> _WORK INSTRUCTIONS_
What is needed here is an exact copy of every entry.

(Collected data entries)
□ □ □ □ □ □ □
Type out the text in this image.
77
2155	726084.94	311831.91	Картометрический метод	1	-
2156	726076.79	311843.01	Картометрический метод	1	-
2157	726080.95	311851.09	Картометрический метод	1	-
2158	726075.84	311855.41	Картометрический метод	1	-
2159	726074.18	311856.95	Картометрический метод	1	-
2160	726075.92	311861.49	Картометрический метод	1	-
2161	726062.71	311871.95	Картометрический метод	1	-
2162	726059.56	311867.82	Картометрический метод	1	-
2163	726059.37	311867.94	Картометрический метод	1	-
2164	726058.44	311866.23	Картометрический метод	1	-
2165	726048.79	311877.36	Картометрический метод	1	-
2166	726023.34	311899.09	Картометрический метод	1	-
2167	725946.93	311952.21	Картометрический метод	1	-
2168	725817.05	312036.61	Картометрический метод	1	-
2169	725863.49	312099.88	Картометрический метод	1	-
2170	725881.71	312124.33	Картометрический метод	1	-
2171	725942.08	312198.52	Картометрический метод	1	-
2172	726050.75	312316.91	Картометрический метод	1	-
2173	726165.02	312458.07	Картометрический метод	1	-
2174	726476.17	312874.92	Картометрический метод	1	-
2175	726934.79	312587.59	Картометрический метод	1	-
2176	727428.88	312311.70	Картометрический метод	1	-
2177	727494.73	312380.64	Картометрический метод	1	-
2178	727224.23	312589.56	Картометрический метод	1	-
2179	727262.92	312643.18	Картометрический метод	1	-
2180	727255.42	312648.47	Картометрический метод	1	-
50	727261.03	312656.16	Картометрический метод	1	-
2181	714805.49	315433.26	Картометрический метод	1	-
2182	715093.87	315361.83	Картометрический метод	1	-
□ □ □ □ □ □ □
> _SOLUTION TO THIS PROBLEM_
Type out the text in this image.
77
2155	726084.94	311831.91	Картометрический метод	1	-
2156	726076.79	311843.01	Картометрический метод	1	-
2157	726080.95	311851.09	Картометрический метод	1	-
2158	726075.84	311855.41	Картометрический метод	1	-
2159	726074.18	311856.95	Картометрический метод	1	-
2160	726075.92	311861.49	Картометрический метод	1	-
2161	726062.71	311871.95	Картометрический метод	1	-
2162	726059.56	311867.82	Картометрический метод	1	-
2163	726059.37	311867.94	Картометрический метод	1	-
2164	726058.44	311866.23	Картометрический метод	1	-
2165	726048.79	311877.36	Картометрический метод	1	-
2166	726023.34	311899.09	Картометрический метод	1	-
2167	725946.93	311952.21	Картометрический метод	1	-
2168	725817.05	312036.61	Картометрический метод	1	-
2169	725863.49	312099.88	Картометрический метод	1	-
2170	725881.71	312124.33	Картометрический метод	1	-
2171	725942.08	312198.52	Картометрический метод	1	-
2172	726050.75	312316.91	Картометрический метод	1	-
2173	726165.02	312458.07	Картометрический метод	1	-
2174	726476.17	312874.92	Картометрический метод	1	-
2175	726934.79	312587.59	Картометрический метод	1	-
2176	727428.88	312311.70	Картометрический метод	1	-
2177	727494.73	312380.64	Картометрический метод	1	-
2178	727224.23	312589.56	Картометрический метод	1	-
2179	727262.92	312643.18	Картометрический метод	1	-
2180	727255.42	312648.47	Картометрический метод	1	-
50	727261.03	312656.16	Картометрический метод	1	-
2181	714805.49	315433.26	Картометрический метод	1	-
2182	715093.87	315361.83	Картометрический метод	1	-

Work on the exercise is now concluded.